Extracted data entries:
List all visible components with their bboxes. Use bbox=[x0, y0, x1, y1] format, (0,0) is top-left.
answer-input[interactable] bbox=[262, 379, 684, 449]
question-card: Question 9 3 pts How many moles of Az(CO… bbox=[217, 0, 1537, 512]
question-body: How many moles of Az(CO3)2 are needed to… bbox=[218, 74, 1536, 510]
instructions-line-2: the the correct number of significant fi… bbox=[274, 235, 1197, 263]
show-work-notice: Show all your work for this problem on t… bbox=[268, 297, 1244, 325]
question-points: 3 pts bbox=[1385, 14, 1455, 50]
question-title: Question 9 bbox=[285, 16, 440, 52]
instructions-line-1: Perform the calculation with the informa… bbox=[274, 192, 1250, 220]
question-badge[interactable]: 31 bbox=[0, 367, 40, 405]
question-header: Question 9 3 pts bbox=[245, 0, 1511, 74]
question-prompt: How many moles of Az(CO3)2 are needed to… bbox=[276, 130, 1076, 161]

## What is required
Please change "visible components" to "visible parts" throughout the rows above, and write them out again with everything else left as it is.

## Exercise solution
List all visible parts with their bboxes. Use bbox=[x0, y0, x1, y1] format, (0,0) is top-left.
answer-input[interactable] bbox=[262, 379, 684, 449]
question-card: Question 9 3 pts How many moles of Az(CO… bbox=[217, 0, 1537, 512]
question-body: How many moles of Az(CO3)2 are needed to… bbox=[218, 74, 1536, 510]
instructions-line-2: the the correct number of significant fi… bbox=[274, 235, 1197, 263]
show-work-notice: Show all your work for this problem on t… bbox=[268, 297, 1244, 325]
question-points: 3 pts bbox=[1385, 14, 1455, 50]
question-title: Question 9 bbox=[285, 16, 440, 52]
instructions-line-1: Perform the calculation with the informa… bbox=[274, 192, 1250, 220]
question-badge[interactable]: 31 bbox=[0, 367, 40, 405]
question-header: Question 9 3 pts bbox=[245, 0, 1511, 74]
question-prompt: How many moles of Az(CO3)2 are needed to… bbox=[276, 130, 1076, 161]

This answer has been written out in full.